▶ _PROBLEM TO WORK ON_: Transcribe each record below word for word.

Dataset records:
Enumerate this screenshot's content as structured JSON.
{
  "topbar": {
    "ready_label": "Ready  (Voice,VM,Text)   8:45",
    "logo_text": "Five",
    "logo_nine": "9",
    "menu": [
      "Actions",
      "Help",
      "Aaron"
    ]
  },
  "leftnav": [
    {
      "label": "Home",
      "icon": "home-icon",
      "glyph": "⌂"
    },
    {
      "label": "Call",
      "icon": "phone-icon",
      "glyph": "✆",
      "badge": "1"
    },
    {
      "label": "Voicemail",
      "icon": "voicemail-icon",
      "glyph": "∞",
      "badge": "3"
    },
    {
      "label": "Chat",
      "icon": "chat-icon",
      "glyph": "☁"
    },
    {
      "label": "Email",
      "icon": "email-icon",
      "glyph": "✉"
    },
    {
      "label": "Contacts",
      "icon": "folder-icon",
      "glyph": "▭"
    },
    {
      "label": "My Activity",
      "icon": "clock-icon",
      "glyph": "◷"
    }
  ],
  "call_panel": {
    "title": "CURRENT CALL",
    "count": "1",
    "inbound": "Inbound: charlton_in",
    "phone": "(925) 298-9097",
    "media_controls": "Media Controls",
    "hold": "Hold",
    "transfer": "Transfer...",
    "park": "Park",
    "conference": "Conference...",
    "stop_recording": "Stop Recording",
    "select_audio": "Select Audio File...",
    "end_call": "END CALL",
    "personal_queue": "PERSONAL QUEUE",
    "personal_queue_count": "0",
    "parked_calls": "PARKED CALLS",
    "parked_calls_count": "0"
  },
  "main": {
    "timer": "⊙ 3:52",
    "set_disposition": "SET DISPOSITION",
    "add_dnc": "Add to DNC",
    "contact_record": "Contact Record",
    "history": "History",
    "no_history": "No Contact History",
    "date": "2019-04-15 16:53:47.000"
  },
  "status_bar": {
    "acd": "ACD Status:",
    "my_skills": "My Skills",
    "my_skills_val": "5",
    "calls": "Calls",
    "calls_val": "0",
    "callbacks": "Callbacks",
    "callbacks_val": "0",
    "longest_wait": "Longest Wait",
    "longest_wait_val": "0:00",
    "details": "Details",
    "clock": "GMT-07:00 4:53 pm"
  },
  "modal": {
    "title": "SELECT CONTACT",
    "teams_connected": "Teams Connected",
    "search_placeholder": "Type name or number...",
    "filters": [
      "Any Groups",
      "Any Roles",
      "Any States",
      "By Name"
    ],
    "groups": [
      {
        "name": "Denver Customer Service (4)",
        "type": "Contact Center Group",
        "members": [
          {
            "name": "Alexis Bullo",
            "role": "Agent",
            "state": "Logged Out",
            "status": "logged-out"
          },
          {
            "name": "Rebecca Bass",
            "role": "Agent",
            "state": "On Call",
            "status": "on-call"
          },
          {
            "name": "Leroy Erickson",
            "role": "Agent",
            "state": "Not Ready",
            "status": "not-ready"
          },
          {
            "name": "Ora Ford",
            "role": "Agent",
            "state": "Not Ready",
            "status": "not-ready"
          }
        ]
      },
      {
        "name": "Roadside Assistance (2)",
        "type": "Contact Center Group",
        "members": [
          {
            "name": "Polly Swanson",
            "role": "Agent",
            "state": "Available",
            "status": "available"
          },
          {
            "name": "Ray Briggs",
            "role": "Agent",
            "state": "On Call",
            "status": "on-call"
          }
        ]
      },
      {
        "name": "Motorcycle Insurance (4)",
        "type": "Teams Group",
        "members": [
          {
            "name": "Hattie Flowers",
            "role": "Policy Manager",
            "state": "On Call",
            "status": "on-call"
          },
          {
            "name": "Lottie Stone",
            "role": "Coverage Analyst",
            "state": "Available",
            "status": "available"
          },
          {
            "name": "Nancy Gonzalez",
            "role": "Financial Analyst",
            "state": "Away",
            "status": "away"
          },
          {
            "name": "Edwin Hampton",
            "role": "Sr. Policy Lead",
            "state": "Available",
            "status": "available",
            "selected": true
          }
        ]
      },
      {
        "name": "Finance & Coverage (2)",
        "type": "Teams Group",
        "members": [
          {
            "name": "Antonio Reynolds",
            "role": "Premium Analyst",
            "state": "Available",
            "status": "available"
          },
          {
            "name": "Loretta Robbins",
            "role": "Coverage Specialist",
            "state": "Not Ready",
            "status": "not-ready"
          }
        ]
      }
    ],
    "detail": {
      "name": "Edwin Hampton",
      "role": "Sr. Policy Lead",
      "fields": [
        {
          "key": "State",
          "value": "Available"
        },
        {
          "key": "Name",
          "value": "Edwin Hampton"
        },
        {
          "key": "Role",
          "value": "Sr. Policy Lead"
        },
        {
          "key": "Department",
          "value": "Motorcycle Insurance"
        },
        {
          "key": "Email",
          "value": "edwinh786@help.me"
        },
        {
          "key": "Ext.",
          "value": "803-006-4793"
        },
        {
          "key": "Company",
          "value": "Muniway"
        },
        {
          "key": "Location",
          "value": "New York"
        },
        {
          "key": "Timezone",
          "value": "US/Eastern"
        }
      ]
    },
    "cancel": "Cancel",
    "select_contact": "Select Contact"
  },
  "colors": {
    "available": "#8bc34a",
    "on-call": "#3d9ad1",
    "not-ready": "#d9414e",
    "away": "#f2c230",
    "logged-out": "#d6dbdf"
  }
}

▶ _SOLUTION TO THE PROBLEM_:
Enumerate this screenshot's content as structured JSON.
{
  "topbar": {
    "ready_label": "Ready  (Voice,VM,Text)   8:45",
    "logo_text": "Five",
    "logo_nine": "9",
    "menu": [
      "Actions",
      "Help",
      "Aaron"
    ]
  },
  "leftnav": [
    {
      "label": "Home",
      "icon": "home-icon",
      "glyph": "⌂"
    },
    {
      "label": "Call",
      "icon": "phone-icon",
      "glyph": "✆",
      "badge": "1"
    },
    {
      "label": "Voicemail",
      "icon": "voicemail-icon",
      "glyph": "∞",
      "badge": "3"
    },
    {
      "label": "Chat",
      "icon": "chat-icon",
      "glyph": "☁"
    },
    {
      "label": "Email",
      "icon": "email-icon",
      "glyph": "✉"
    },
    {
      "label": "Contacts",
      "icon": "folder-icon",
      "glyph": "▭"
    },
    {
      "label": "My Activity",
      "icon": "clock-icon",
      "glyph": "◷"
    }
  ],
  "call_panel": {
    "title": "CURRENT CALL",
    "count": "1",
    "inbound": "Inbound: charlton_in",
    "phone": "(925) 298-9097",
    "media_controls": "Media Controls",
    "hold": "Hold",
    "transfer": "Transfer...",
    "park": "Park",
    "conference": "Conference...",
    "stop_recording": "Stop Recording",
    "select_audio": "Select Audio File...",
    "end_call": "END CALL",
    "personal_queue": "PERSONAL QUEUE",
    "personal_queue_count": "0",
    "parked_calls": "PARKED CALLS",
    "parked_calls_count": "0"
  },
  "main": {
    "timer": "⊙ 3:52",
    "set_disposition": "SET DISPOSITION",
    "add_dnc": "Add to DNC",
    "contact_record": "Contact Record",
    "history": "History",
    "no_history": "No Contact History",
    "date": "2019-04-15 16:53:47.000"
  },
  "status_bar": {
    "acd": "ACD Status:",
    "my_skills": "My Skills",
    "my_skills_val": "5",
    "calls": "Calls",
    "calls_val": "0",
    "callbacks": "Callbacks",
    "callbacks_val": "0",
    "longest_wait": "Longest Wait",
    "longest_wait_val": "0:00",
    "details": "Details",
    "clock": "GMT-07:00 4:53 pm"
  },
  "modal": {
    "title": "SELECT CONTACT",
    "teams_connected": "Teams Connected",
    "search_placeholder": "Type name or number...",
    "filters": [
      "Any Groups",
      "Any Roles",
      "Any States",
      "By Name"
    ],
    "groups": [
      {
        "name": "Denver Customer Service (4)",
        "type": "Contact Center Group",
        "members": [
          {
            "name": "Alexis Bullo",
            "role": "Agent",
            "state": "Logged Out",
            "status": "logged-out"
          },
          {
            "name": "Rebecca Bass",
            "role": "Agent",
            "state": "On Call",
            "status": "on-call"
          },
          {
            "name": "Leroy Erickson",
            "role": "Agent",
            "state": "Not Ready",
            "status": "not-ready"
          },
          {
            "name": "Ora Ford",
            "role": "Agent",
            "state": "Not Ready",
            "status": "not-ready"
          }
        ]
      },
      {
        "name": "Roadside Assistance (2)",
        "type": "Contact Center Group",
        "members": [
          {
            "name": "Polly Swanson",
            "role": "Agent",
            "state": "Available",
            "status": "available"
          },
          {
            "name": "Ray Briggs",
            "role": "Agent",
            "state": "On Call",
            "status": "on-call"
          }
        ]
      },
      {
        "name": "Motorcycle Insurance (4)",
        "type": "Teams Group",
        "members": [
          {
            "name": "Hattie Flowers",
            "role": "Policy Manager",
            "state": "On Call",
            "status": "on-call"
          },
          {
            "name": "Lottie Stone",
            "role": "Coverage Analyst",
            "state": "Available",
            "status": "available"
          },
          {
            "name": "Nancy Gonzalez",
            "role": "Financial Analyst",
            "state": "Away",
            "status": "away"
          },
          {
            "name": "Edwin Hampton",
            "role": "Sr. Policy Lead",
            "state": "Available",
            "status": "available",
            "selected": true
          }
        ]
      },
      {
        "name": "Finance & Coverage (2)",
        "type": "Teams Group",
        "members": [
          {
            "name": "Antonio Reynolds",
            "role": "Premium Analyst",
            "state": "Available",
            "status": "available"
          },
          {
            "name": "Loretta Robbins",
            "role": "Coverage Specialist",
            "state": "Not Ready",
            "status": "not-ready"
          }
        ]
      }
    ],
    "detail": {
      "name": "Edwin Hampton",
      "role": "Sr. Policy Lead",
      "fields": [
        {
          "key": "State",
          "value": "Available"
        },
        {
          "key": "Name",
          "value": "Edwin Hampton"
        },
        {
          "key": "Role",
          "value": "Sr. Policy Lead"
        },
        {
          "key": "Department",
          "value": "Motorcycle Insurance"
        },
        {
          "key": "Email",
          "value": "edwinh786@help.me"
        },
        {
          "key": "Ext.",
          "value": "803-006-4793"
        },
        {
          "key": "Company",
          "value": "Muniway"
        },
        {
          "key": "Location",
          "value": "New York"
        },
        {
          "key": "Timezone",
          "value": "US/Eastern"
        }
      ]
    },
    "cancel": "Cancel",
    "select_contact": "Select Contact"
  },
  "colors": {
    "available": "#8bc34a",
    "on-call": "#3d9ad1",
    "not-ready": "#d9414e",
    "away": "#f2c230",
    "logged-out": "#d6dbdf"
  }
}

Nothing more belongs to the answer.